> What the task asks
Give every line from the entries that contains "ctgα".

> Material provided

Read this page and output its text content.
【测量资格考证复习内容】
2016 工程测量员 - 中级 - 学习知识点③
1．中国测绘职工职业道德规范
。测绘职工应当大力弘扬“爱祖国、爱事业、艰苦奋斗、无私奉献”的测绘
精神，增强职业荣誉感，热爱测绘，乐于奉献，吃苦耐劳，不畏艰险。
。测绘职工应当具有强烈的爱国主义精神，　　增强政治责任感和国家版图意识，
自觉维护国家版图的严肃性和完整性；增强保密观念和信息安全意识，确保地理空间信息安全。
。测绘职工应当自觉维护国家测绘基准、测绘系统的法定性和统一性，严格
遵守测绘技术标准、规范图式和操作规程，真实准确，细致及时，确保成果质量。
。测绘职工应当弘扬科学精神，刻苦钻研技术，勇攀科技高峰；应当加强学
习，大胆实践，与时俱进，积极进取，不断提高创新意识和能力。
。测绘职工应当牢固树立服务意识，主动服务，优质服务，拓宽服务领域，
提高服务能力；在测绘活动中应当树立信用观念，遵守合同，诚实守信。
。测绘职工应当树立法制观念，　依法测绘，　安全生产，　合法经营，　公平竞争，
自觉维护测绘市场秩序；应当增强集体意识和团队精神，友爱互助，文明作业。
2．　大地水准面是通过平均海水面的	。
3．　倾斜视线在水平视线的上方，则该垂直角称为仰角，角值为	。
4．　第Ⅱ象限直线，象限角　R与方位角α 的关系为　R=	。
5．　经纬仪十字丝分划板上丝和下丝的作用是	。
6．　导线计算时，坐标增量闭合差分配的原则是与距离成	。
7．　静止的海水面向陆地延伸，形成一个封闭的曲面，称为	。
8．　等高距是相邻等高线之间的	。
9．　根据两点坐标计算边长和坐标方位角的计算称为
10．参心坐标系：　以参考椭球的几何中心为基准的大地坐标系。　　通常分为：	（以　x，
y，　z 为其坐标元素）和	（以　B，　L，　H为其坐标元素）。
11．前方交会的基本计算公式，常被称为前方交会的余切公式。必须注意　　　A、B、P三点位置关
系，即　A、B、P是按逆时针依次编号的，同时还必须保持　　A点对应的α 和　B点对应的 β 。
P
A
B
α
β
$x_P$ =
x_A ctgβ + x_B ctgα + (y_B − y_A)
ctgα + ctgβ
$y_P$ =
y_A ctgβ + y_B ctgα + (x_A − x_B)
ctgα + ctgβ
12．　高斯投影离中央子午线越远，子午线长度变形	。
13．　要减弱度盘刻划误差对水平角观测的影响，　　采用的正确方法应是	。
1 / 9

> Answer to the problem
x_A ctgβ + x_B ctgα + (y_B − y_A)
ctgα + ctgβ
y_A ctgβ + y_B ctgα + (x_A − x_B)
ctgα + ctgβ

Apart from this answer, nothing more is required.